Without omitting anything, return the records precisely as given.
****************************************
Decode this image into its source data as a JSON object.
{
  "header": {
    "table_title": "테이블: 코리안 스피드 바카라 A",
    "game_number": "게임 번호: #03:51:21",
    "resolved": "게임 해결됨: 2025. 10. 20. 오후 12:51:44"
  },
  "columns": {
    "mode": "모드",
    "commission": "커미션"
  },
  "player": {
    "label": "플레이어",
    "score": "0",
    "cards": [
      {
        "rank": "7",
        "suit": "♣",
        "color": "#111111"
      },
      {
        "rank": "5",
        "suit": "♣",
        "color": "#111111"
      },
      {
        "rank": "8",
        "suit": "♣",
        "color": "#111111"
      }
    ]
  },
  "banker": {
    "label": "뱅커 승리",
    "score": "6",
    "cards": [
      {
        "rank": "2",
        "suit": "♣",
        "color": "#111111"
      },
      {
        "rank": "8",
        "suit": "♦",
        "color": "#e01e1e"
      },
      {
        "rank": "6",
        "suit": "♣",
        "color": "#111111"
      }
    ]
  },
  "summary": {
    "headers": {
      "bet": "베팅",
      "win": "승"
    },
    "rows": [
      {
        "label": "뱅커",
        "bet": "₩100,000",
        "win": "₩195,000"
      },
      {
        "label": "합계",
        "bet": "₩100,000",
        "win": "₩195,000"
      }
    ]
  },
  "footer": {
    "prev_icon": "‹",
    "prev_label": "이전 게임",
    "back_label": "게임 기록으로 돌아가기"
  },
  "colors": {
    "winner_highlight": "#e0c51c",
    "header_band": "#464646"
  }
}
****************************************
Solved problem:
Decode this image into its source data as a JSON object.
{
  "header": {
    "table_title": "테이블: 코리안 스피드 바카라 A",
    "game_number": "게임 번호: #03:51:21",
    "resolved": "게임 해결됨: 2025. 10. 20. 오후 12:51:44"
  },
  "columns": {
    "mode": "모드",
    "commission": "커미션"
  },
  "player": {
    "label": "플레이어",
    "score": "0",
    "cards": [
      {
        "rank": "7",
        "suit": "♣",
        "color": "#111111"
      },
      {
        "rank": "5",
        "suit": "♣",
        "color": "#111111"
      },
      {
        "rank": "8",
        "suit": "♣",
        "color": "#111111"
      }
    ]
  },
  "banker": {
    "label": "뱅커 승리",
    "score": "6",
    "cards": [
      {
        "rank": "2",
        "suit": "♣",
        "color": "#111111"
      },
      {
        "rank": "8",
        "suit": "♦",
        "color": "#e01e1e"
      },
      {
        "rank": "6",
        "suit": "♣",
        "color": "#111111"
      }
    ]
  },
  "summary": {
    "headers": {
      "bet": "베팅",
      "win": "승"
    },
    "rows": [
      {
        "label": "뱅커",
        "bet": "₩100,000",
        "win": "₩195,000"
      },
      {
        "label": "합계",
        "bet": "₩100,000",
        "win": "₩195,000"
      }
    ]
  },
  "footer": {
    "prev_icon": "‹",
    "prev_label": "이전 게임",
    "back_label": "게임 기록으로 돌아가기"
  },
  "colors": {
    "winner_highlight": "#e0c51c",
    "header_band": "#464646"
  }
}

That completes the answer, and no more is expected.